EXERCISE DETAILS: Gather up every line from the entries below that uses the word "this".

** START **

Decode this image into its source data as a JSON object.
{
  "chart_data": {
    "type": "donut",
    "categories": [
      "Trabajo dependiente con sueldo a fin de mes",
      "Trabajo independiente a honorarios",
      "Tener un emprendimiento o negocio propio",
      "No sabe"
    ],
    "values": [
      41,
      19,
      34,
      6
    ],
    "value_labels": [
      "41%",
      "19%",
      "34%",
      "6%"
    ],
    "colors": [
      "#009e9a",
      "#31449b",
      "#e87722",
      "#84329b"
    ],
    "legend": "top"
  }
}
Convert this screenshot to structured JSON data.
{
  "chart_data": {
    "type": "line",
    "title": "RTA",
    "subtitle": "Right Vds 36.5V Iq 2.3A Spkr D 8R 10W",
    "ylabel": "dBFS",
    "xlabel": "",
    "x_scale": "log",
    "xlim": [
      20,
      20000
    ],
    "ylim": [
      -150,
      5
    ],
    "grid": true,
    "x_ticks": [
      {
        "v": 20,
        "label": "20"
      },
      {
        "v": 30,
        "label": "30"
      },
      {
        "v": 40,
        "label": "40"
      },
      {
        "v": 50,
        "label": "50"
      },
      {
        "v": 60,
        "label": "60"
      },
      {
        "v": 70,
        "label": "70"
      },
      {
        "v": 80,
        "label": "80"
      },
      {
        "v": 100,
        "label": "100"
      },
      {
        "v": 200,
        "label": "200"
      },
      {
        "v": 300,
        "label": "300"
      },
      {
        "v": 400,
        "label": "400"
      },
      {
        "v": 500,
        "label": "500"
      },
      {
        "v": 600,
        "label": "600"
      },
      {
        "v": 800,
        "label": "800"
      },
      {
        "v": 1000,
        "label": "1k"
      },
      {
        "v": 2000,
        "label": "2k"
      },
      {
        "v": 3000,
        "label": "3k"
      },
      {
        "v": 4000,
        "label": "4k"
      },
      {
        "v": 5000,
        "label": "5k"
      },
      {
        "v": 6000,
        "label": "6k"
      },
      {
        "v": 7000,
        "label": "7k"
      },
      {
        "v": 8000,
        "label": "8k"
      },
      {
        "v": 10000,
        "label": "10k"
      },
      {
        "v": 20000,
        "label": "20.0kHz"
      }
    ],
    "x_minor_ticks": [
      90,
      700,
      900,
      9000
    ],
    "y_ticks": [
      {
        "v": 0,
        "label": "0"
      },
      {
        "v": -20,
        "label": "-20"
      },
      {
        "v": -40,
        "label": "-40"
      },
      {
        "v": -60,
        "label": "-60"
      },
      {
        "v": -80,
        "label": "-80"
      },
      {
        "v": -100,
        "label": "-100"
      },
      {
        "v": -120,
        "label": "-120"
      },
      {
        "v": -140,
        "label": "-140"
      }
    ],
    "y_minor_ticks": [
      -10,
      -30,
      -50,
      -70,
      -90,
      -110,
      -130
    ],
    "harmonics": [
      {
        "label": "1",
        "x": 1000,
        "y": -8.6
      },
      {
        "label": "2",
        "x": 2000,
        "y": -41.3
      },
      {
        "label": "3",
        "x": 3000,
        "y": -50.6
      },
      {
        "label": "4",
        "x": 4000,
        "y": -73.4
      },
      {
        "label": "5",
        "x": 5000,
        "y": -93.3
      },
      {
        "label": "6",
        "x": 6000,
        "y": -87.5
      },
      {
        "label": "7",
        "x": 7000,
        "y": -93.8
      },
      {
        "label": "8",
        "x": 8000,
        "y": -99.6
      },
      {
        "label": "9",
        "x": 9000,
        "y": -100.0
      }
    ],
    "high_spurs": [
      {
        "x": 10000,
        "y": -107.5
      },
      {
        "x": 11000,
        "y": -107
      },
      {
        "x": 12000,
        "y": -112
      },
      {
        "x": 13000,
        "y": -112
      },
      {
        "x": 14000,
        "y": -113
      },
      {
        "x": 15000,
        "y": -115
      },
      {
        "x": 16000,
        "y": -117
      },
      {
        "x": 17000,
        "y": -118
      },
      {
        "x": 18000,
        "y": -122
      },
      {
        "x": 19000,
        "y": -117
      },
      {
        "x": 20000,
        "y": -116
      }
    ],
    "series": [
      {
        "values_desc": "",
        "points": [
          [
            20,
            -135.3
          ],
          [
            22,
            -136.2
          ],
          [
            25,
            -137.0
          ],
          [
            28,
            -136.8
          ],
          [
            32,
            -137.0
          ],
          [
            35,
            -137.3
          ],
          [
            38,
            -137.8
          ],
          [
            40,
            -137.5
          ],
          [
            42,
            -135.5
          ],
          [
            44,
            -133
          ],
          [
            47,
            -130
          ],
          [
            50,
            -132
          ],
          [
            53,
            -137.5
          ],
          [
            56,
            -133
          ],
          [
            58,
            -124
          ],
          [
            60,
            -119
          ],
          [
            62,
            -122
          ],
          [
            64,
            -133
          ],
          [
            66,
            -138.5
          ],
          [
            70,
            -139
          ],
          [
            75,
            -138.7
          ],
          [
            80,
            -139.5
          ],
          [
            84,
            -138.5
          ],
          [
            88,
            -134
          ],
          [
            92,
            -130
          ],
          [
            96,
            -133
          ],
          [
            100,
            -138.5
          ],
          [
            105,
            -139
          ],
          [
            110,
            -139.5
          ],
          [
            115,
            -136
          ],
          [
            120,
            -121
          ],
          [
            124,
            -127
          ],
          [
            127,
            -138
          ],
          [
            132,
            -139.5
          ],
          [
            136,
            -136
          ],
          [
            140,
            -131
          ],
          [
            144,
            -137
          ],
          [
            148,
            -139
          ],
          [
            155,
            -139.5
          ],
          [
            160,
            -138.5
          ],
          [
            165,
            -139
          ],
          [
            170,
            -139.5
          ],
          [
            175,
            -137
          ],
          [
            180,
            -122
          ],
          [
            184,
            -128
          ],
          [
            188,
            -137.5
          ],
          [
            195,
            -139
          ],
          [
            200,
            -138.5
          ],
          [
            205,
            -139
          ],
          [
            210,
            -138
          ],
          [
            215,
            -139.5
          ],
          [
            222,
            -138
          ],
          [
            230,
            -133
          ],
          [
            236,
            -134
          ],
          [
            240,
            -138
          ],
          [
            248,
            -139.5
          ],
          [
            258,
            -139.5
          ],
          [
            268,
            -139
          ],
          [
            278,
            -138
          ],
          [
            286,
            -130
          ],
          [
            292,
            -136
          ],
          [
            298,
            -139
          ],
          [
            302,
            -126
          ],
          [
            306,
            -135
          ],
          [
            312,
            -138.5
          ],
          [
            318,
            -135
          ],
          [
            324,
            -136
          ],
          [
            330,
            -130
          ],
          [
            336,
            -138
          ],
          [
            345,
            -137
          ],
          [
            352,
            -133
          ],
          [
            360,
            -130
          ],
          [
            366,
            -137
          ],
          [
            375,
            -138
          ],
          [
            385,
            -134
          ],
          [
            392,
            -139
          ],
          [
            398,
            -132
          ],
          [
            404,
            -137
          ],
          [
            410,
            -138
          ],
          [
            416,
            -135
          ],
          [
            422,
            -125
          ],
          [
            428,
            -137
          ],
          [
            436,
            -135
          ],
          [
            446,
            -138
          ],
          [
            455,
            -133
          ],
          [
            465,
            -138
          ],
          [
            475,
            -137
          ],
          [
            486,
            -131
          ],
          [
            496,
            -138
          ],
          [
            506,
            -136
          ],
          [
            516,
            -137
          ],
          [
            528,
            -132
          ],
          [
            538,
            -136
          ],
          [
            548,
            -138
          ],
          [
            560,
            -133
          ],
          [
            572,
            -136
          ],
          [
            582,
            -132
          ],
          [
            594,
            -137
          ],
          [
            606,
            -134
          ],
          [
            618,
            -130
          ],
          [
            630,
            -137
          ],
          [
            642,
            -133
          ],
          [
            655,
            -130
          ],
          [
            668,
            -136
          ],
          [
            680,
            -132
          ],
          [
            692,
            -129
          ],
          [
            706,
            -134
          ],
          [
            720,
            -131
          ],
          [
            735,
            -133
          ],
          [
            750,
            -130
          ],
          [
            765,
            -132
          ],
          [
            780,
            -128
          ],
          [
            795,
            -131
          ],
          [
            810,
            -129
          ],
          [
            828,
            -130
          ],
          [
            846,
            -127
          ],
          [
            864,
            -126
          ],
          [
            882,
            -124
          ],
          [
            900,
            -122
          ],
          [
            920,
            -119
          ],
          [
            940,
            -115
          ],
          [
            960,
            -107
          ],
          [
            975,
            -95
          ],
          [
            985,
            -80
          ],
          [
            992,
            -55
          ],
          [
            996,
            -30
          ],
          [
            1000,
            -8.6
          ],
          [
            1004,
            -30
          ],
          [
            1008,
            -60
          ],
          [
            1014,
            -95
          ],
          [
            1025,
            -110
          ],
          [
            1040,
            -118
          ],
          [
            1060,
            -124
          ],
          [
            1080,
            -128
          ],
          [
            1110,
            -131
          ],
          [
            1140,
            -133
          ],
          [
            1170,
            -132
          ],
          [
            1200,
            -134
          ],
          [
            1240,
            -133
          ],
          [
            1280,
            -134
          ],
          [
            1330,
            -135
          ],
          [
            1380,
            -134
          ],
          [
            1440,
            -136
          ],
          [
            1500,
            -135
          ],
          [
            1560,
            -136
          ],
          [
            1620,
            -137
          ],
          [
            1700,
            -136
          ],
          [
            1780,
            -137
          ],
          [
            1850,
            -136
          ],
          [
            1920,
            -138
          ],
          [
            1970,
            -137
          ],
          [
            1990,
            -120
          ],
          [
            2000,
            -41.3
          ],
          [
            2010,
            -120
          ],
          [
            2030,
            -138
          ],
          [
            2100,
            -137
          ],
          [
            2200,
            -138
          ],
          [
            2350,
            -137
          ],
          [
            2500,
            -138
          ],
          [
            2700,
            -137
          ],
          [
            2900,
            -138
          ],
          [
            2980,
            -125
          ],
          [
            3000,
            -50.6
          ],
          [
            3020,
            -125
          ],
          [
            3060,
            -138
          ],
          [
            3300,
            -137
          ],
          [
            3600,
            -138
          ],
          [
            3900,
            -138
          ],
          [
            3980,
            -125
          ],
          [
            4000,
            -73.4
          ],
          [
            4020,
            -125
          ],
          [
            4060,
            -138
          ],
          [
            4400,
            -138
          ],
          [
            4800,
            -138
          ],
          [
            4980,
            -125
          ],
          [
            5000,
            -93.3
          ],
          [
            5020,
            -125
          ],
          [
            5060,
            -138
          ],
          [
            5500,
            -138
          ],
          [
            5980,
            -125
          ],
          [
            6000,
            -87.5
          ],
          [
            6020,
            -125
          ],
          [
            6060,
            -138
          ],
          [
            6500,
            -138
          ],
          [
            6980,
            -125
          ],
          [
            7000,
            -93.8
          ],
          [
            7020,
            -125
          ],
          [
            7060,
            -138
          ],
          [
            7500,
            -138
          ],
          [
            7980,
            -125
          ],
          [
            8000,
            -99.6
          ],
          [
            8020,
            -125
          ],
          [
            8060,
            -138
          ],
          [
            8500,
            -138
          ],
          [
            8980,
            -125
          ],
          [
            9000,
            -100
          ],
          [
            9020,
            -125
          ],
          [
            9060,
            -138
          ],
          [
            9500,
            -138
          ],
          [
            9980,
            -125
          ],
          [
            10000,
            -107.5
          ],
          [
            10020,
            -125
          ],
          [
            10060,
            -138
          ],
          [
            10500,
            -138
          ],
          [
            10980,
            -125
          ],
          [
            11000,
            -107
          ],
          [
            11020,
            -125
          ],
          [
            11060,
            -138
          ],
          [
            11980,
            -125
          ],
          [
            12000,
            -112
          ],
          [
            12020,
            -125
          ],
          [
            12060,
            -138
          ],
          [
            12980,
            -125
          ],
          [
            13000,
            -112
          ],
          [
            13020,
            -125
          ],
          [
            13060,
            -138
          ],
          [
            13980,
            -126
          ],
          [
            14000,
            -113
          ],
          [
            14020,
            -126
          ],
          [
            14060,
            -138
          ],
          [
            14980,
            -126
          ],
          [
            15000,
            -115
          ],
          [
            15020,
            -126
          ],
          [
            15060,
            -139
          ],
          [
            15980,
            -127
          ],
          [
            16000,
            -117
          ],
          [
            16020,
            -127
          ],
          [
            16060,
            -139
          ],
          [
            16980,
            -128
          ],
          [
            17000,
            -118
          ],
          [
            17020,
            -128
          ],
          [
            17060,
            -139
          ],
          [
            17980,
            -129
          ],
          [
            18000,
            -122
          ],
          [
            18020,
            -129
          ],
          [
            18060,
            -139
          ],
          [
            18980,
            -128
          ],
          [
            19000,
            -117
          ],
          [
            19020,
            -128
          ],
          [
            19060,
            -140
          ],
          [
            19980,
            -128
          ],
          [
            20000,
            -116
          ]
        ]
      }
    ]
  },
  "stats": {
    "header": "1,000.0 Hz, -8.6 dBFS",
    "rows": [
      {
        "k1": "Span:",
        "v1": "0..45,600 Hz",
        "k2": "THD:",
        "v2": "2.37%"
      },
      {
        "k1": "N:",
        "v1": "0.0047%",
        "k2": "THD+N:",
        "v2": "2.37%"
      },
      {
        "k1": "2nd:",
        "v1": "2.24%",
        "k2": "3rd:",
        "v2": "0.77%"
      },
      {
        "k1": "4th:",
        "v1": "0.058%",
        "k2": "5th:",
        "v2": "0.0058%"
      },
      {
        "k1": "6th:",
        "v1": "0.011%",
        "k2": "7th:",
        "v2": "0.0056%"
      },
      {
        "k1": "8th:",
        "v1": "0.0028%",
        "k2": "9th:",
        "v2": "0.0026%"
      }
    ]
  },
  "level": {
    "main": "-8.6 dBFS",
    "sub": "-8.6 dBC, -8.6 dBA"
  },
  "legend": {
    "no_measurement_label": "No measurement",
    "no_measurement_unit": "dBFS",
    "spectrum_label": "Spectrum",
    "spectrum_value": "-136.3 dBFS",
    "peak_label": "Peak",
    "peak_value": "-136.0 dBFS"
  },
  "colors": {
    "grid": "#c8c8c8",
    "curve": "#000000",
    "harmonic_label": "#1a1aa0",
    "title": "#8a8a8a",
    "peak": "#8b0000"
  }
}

** END **

OUTPUT:
Decode this image into its source data as a JSON object.
Convert this screenshot to structured JSON data.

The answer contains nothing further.